Motivation and Context

Today, most applications integrate with tools in a straightforward but naive manner, choosing to have agents invoke tools synchronously with the conversation instead of allowing agents to multitask where possible. There are a few reasons why we believe this is the case, including the lack of clarity around tool interfaces (single tool or multiple for job tracking), model failures when manually polling on operations, and not having a way to retrieve results with a well-defined TTL, among other problems (described in more detail in the linked issue). Here, we introduce an alternative API that establishes a clear integration path for async job-style use cases that are typically on the order of minutes to hours.

The ultra high-level overview is as follows:

Tools now support synchronous or asynchronous invocation modes
A single tool only advertises itself as either sync or async to a given client, controlled by protocol version
Sync tools behave just like they always did
Async tools are split into start/poll/retrieve stages:
- Starting a call:
  - tools/call begins an async tool call
  - The result is a CallToolResult containing an operation token, which is used to interact with the async tool call across multiple RPC calls
- Polling:
  - The operation token is used to call tools/async/status, which returns the current operation status
  - The client should poll this method until the status reaches a terminal value
- Result retrieval:
  - The operation token is used to call tools/async/result, which has the final tool output

Whether a tool is sync, async, or both (on old/new protocol versions) is defined by tool implementors. This enables remote server operators to control this based on how long each tool is expected to take to execute, rather than potentially serving HTTP requests with widely varying execution times on the same endpoint. This also makes it much more clear to client applications what the "time contract" of a tool is, so that fast tools can still be executed synchronously while allowing long-running tools to be immediately backgrounded.

Usage

Defining an async-compatible tool is just a matter of adjusting the @mcp.tool() decorator to include an invocation_modes parameter, which is a list of "sync" and "async":

@mcp.tool(invocation_modes=["async", "sync"])
async def data_processing_tool(dataset: str, operations: list[str], ctx: Context) -> dict[str, str]:
    await ctx.info(f"Starting data processing pipeline for {dataset}")

    results: dict[str, str] = {}
    total_ops = len(operations)

    for i, operation in enumerate(operations):
        await ctx.debug(f"Executing operation: {operation}")
        await asyncio.sleep(0.5 + (i * 0.2))  # Simulate processing time
        progress = (i + 1) / total_ops  # Report progress
        await ctx.report_progress(progress, 1.0, f"Completed {operation}")
        results[operation] = f"Result of {operation} on {dataset}"  # Store result

    await ctx.info("Data processing pipeline complete!")

···

* **WHAT YOU WILL DO**
According to the page extract on async tool calls, why is it left to tool implementors to decide whether a tool is sync, async, or both? Answer in one to three sentences. The data that comes next has no connection to the text.

* **DATA EXCERPT**
···

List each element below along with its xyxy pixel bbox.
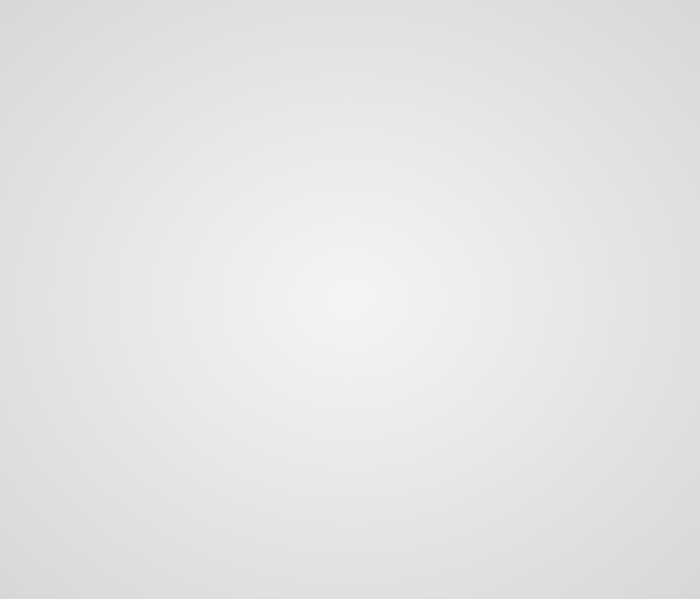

···

* **OUTPUT**
It lets remote server operators choose based on how long each tool should take to run, instead of serving HTTP requests with widely varying execution times on the same endpoint. It also shows client applications a tool's "time contract," so fast tools can still run synchronously while long-running ones are backgrounded right away.